Source records:
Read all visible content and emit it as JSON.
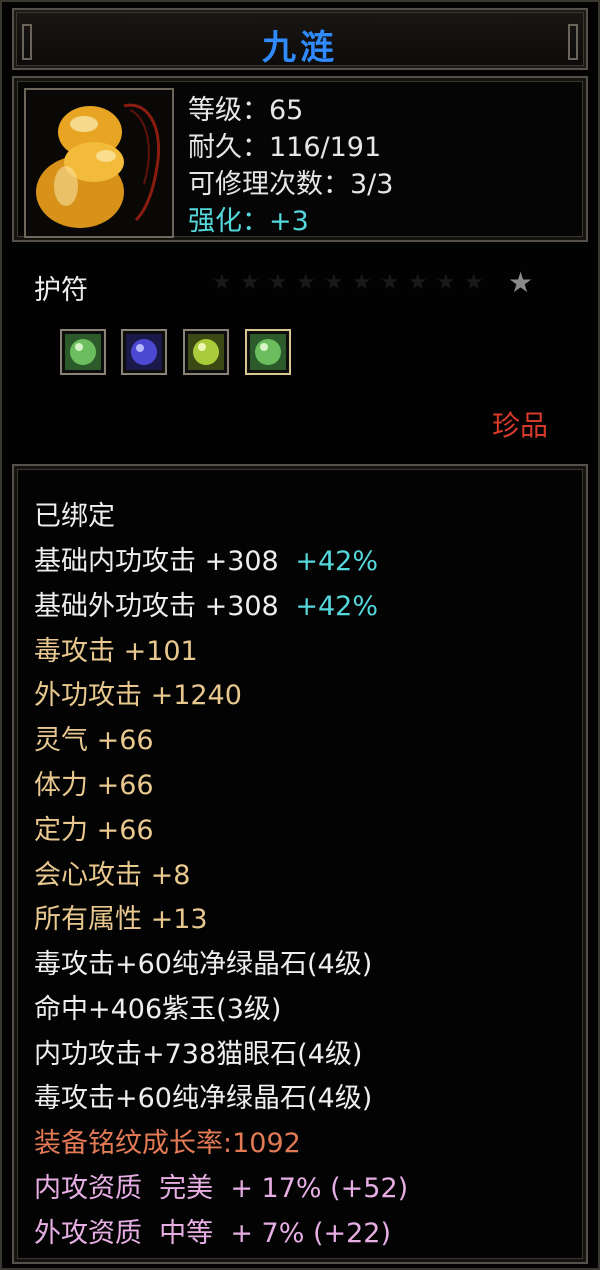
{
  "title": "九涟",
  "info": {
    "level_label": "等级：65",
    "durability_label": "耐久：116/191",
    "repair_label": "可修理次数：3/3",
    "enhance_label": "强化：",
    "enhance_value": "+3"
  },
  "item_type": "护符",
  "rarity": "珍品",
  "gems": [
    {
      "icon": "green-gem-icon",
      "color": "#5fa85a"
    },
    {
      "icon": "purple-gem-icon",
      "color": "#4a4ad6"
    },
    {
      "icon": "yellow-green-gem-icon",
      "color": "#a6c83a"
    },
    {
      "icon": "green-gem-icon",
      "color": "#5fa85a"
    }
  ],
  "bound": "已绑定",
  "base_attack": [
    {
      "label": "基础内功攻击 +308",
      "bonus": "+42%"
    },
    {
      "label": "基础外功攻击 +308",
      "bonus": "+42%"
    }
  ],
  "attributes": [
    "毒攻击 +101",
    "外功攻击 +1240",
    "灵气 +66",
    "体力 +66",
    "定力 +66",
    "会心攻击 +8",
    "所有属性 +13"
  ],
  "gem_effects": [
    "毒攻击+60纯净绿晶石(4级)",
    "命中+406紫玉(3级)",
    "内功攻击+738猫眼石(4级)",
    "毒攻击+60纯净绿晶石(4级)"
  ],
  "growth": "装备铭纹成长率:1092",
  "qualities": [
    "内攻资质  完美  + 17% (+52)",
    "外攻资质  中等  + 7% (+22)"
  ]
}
...
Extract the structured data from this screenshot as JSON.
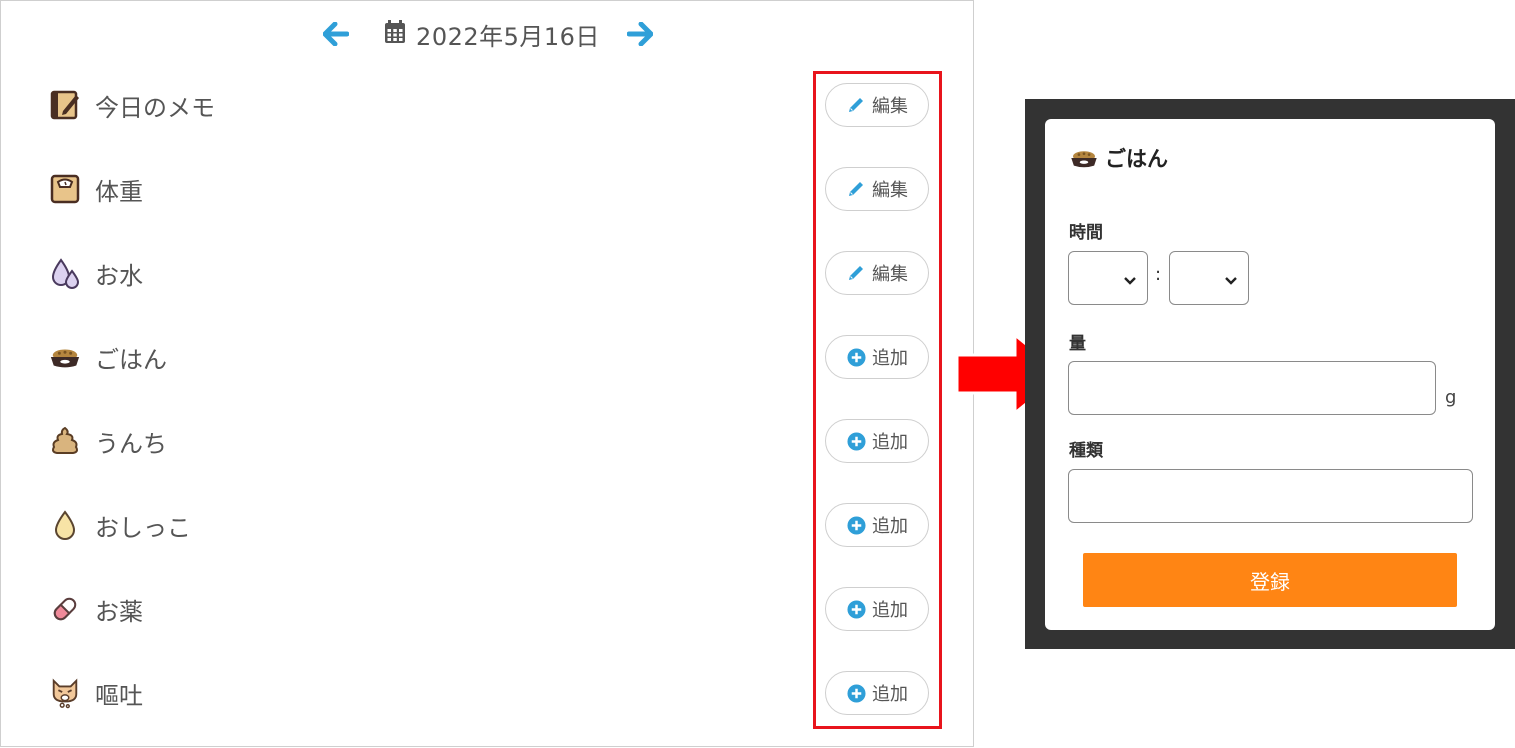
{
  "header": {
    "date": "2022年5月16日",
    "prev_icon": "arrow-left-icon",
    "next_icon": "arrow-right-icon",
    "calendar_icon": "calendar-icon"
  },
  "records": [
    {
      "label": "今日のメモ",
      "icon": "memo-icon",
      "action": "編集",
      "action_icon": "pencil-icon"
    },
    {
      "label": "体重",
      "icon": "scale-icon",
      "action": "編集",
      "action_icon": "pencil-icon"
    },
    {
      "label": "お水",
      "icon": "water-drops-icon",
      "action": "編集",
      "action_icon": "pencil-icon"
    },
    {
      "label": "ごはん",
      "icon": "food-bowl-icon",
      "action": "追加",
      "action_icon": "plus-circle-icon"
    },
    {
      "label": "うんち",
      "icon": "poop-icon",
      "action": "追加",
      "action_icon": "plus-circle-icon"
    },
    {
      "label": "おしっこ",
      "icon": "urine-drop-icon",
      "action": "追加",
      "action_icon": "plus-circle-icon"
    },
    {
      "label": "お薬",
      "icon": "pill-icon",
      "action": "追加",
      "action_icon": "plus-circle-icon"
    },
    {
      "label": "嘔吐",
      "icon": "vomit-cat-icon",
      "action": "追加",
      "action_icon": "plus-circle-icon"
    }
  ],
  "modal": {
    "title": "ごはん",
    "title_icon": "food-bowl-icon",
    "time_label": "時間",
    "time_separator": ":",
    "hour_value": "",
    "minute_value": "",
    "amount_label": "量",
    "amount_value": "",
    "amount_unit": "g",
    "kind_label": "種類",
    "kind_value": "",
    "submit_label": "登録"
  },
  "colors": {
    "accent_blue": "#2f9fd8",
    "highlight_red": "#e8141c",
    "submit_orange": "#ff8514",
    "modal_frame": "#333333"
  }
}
==
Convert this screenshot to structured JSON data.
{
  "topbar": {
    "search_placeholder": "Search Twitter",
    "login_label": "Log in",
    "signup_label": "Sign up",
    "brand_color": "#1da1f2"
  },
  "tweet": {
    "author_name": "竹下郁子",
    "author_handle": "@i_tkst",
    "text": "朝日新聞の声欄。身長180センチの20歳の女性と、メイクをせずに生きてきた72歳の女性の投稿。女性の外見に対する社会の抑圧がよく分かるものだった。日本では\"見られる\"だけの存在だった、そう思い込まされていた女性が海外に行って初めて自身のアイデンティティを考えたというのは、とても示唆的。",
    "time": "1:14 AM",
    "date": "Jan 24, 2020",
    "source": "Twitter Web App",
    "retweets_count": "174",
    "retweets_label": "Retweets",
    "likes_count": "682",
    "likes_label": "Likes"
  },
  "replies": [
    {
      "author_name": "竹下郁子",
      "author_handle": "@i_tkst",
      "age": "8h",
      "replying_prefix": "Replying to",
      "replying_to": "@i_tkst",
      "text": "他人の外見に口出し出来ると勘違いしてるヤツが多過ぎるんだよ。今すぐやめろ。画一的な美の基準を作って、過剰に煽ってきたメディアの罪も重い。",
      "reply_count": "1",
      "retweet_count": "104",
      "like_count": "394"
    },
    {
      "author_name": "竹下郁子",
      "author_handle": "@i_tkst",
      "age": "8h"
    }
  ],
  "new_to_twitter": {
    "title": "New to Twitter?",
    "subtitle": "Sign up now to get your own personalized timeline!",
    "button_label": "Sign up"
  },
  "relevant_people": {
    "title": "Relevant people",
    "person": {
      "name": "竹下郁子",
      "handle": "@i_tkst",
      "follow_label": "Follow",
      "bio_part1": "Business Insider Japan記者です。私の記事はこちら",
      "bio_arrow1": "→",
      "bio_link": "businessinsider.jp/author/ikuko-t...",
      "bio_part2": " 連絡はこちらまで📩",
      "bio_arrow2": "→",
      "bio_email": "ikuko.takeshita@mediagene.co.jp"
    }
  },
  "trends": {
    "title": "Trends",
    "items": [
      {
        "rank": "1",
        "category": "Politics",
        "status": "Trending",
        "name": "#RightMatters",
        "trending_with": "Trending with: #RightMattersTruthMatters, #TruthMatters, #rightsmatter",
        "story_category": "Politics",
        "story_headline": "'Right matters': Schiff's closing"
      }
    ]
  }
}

Stated problem: Working from the entries above, return all lines that contain "Trending".

Exercise solution:
        "status": "Trending",
        "trending_with": "Trending with: #RightMattersTruthMatters, #TruthMatters, #rightsmatter",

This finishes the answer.